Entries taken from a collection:
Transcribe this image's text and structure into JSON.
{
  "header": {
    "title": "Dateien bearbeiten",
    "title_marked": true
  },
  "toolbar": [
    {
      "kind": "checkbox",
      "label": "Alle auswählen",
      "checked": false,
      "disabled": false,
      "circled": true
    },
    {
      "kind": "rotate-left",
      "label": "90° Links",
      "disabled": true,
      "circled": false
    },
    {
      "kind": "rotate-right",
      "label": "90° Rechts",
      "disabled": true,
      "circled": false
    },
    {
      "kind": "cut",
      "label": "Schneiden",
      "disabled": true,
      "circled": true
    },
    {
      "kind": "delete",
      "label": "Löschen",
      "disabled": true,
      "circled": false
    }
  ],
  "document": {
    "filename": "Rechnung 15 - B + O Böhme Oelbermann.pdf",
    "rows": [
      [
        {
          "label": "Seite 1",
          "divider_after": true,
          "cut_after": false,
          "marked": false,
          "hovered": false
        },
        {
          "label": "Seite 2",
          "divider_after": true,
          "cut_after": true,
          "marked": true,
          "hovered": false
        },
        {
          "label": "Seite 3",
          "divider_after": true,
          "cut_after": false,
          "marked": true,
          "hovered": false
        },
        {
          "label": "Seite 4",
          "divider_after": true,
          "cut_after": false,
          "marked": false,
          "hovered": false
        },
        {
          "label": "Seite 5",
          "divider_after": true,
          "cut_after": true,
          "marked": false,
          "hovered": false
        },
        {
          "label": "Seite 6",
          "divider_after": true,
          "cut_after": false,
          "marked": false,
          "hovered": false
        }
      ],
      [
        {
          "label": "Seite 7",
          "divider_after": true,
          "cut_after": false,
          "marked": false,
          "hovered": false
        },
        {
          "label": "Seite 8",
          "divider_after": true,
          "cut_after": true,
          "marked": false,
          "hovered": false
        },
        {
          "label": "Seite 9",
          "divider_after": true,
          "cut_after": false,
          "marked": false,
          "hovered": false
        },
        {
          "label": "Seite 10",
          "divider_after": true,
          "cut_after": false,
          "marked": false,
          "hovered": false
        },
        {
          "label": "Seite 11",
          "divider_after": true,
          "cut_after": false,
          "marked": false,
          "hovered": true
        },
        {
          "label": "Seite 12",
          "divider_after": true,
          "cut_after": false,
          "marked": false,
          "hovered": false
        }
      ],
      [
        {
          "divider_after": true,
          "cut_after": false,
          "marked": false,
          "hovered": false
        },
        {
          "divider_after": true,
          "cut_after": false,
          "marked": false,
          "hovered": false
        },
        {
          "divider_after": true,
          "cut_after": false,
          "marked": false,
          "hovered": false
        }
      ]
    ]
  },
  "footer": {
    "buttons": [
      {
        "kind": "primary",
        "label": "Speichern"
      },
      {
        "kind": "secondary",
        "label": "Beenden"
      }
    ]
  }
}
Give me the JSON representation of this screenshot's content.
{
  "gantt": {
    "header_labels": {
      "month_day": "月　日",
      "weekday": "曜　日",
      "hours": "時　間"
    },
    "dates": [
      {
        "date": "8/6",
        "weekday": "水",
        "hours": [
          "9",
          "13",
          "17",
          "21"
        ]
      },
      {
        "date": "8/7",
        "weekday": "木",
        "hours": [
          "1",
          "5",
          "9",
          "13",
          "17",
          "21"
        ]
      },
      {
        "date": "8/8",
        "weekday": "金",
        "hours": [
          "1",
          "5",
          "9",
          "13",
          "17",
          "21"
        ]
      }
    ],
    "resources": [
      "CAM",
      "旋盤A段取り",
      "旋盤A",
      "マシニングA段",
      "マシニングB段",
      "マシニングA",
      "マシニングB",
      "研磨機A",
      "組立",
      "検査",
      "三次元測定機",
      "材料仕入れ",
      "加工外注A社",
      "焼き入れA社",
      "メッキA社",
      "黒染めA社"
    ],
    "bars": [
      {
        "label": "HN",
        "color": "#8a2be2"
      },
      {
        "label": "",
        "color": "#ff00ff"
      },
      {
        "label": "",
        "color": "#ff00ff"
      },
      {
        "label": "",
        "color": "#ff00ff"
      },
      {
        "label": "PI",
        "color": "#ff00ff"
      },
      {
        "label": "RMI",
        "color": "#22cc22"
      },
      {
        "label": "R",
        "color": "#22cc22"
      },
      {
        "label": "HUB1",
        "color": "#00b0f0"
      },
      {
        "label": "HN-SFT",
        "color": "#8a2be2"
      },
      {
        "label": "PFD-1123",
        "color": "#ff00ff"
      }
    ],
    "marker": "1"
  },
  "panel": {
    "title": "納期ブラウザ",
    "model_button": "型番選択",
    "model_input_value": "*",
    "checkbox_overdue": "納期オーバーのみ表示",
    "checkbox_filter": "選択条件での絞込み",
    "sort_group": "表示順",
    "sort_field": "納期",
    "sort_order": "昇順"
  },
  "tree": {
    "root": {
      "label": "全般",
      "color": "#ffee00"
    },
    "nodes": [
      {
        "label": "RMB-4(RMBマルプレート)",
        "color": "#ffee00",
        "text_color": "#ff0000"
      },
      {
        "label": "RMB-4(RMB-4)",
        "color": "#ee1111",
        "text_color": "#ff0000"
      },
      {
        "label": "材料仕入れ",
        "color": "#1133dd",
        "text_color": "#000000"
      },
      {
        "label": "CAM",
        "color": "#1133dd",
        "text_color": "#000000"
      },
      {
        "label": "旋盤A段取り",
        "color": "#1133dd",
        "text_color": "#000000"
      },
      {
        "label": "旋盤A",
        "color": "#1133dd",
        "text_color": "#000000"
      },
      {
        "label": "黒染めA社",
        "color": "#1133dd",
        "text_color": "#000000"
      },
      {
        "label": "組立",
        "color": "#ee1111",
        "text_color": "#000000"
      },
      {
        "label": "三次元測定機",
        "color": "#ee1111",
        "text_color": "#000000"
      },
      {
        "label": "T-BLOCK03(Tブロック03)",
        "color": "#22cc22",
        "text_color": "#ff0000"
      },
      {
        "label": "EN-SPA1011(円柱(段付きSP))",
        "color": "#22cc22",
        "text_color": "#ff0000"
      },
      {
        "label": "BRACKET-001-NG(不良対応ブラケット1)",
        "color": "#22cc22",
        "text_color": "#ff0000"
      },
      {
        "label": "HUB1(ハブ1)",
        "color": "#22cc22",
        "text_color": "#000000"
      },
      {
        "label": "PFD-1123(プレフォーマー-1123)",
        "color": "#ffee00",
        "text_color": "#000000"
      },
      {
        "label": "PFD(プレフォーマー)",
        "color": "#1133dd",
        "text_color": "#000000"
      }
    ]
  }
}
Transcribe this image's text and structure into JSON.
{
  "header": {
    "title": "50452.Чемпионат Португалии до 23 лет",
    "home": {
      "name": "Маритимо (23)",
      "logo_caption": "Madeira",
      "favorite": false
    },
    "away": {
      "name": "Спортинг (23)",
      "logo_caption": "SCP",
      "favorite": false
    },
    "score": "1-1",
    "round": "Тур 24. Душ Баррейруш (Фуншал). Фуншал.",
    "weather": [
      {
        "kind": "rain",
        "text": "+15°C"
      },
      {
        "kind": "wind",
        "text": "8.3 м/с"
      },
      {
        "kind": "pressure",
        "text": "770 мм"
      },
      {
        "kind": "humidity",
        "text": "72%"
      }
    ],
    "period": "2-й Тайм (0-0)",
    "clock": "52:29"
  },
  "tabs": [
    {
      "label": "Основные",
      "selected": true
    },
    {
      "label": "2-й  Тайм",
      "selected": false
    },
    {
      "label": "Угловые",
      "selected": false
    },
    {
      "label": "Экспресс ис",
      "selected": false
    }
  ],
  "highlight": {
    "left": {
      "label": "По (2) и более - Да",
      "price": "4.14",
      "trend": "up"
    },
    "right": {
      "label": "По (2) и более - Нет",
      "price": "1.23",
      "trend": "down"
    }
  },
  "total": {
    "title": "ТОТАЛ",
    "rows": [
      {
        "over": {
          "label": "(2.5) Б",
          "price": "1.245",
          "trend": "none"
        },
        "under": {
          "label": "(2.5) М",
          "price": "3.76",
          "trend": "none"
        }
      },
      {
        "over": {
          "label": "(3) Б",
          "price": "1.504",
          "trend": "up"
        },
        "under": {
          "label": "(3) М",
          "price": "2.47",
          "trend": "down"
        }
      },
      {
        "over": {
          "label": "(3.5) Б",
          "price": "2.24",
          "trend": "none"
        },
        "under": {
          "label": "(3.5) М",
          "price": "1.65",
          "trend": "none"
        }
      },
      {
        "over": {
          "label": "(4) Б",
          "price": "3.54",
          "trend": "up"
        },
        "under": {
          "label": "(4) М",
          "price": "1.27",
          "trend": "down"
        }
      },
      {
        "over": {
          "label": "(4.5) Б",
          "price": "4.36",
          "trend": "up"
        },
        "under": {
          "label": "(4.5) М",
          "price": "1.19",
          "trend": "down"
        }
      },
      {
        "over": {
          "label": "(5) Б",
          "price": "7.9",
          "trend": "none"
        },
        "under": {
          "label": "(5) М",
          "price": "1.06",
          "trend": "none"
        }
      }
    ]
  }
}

- _Exercise aim_: Gather each line of the records holding the string "более".

- _Solution for this problem_:
      "label": "По (2) и более - Да",
      "label": "По (2) и более - Нет",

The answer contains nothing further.